Input –

****

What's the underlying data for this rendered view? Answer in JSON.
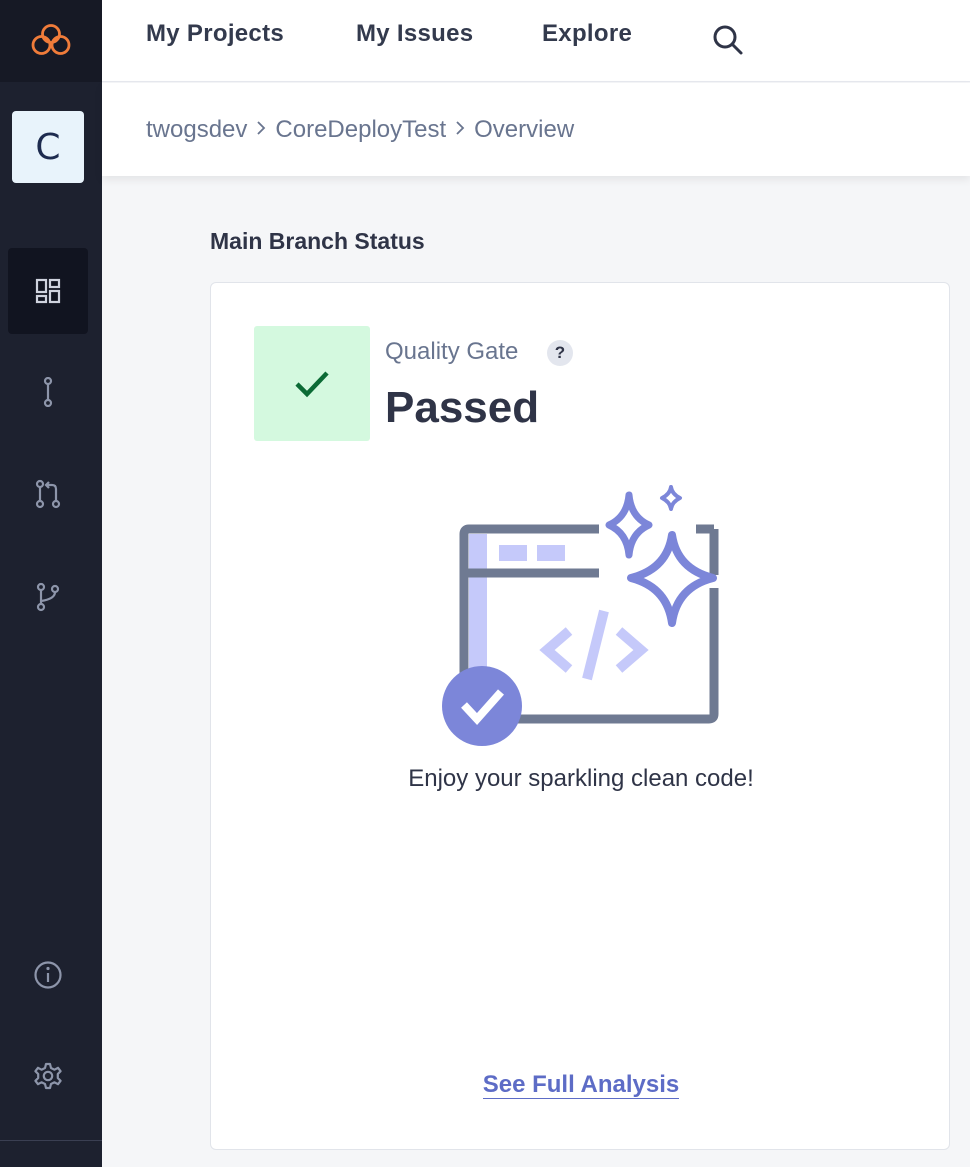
{
  "topnav": {
    "projects_label": "My Projects",
    "issues_label": "My Issues",
    "explore_label": "Explore",
    "search_icon": "search-icon"
  },
  "sidebar": {
    "logo_icon": "cloud-logo-icon",
    "project_initial": "C",
    "items": [
      {
        "name": "overview",
        "icon": "dashboard-icon",
        "active": true
      },
      {
        "name": "branches",
        "icon": "branch-icon",
        "active": false
      },
      {
        "name": "pull-requests",
        "icon": "pull-request-icon",
        "active": false
      },
      {
        "name": "forks",
        "icon": "fork-icon",
        "active": false
      }
    ],
    "bottom_items": [
      {
        "name": "information",
        "icon": "info-icon"
      },
      {
        "name": "settings",
        "icon": "gear-icon"
      }
    ]
  },
  "breadcrumb": {
    "organization": "twogsdev",
    "project": "CoreDeployTest",
    "page": "Overview"
  },
  "main": {
    "section_title": "Main Branch Status",
    "quality_gate": {
      "label": "Quality Gate",
      "help": "?",
      "status": "Passed"
    },
    "message": "Enjoy your sparkling clean code!",
    "full_analysis_label": "See Full Analysis"
  },
  "colors": {
    "sidebar_bg": "#1d212f",
    "logo_accent": "#f07c3a",
    "passed_bg": "#d4f9df",
    "passed_check": "#0b6b35",
    "link": "#5d6cc6",
    "illustration_accent": "#7c86d9"
  }
}
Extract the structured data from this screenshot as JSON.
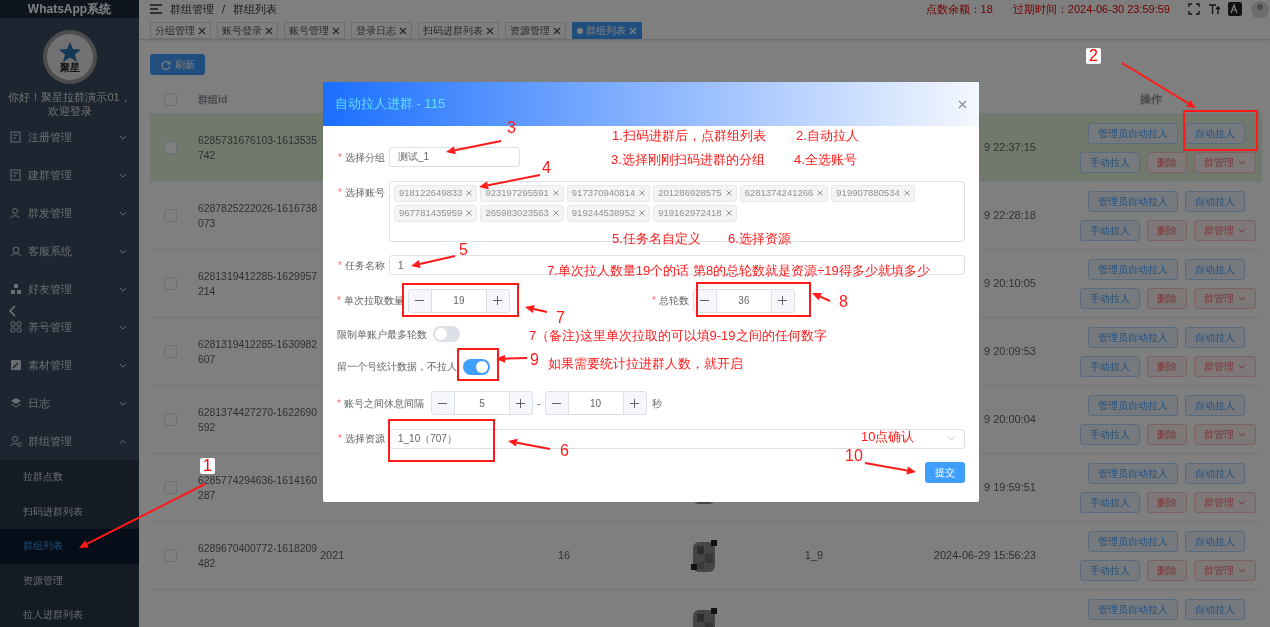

****

Request –
Above are records with pictures; repeat the records exactly and leave the pictures out.

Reply to the task –
What's the underlying data for this rendered view? Answer in JSON.
{
  "topnav": {
    "projects_label": "My Projects",
    "issues_label": "My Issues",
    "explore_label": "Explore",
    "search_icon": "search-icon"
  },
  "sidebar": {
    "logo_icon": "cloud-logo-icon",
    "project_initial": "C",
    "items": [
      {
        "name": "overview",
        "icon": "dashboard-icon",
        "active": true
      },
      {
        "name": "branches",
        "icon": "branch-icon",
        "active": false
      },
      {
        "name": "pull-requests",
        "icon": "pull-request-icon",
        "active": false
      },
      {
        "name": "forks",
        "icon": "fork-icon",
        "active": false
      }
    ],
    "bottom_items": [
      {
        "name": "information",
        "icon": "info-icon"
      },
      {
        "name": "settings",
        "icon": "gear-icon"
      }
    ]
  },
  "breadcrumb": {
    "organization": "twogsdev",
    "project": "CoreDeployTest",
    "page": "Overview"
  },
  "main": {
    "section_title": "Main Branch Status",
    "quality_gate": {
      "label": "Quality Gate",
      "help": "?",
      "status": "Passed"
    },
    "message": "Enjoy your sparkling clean code!",
    "full_analysis_label": "See Full Analysis"
  },
  "colors": {
    "sidebar_bg": "#1d212f",
    "logo_accent": "#f07c3a",
    "passed_bg": "#d4f9df",
    "passed_check": "#0b6b35",
    "link": "#5d6cc6",
    "illustration_accent": "#7c86d9"
  }
}
Extract the structured data from this screenshot as JSON.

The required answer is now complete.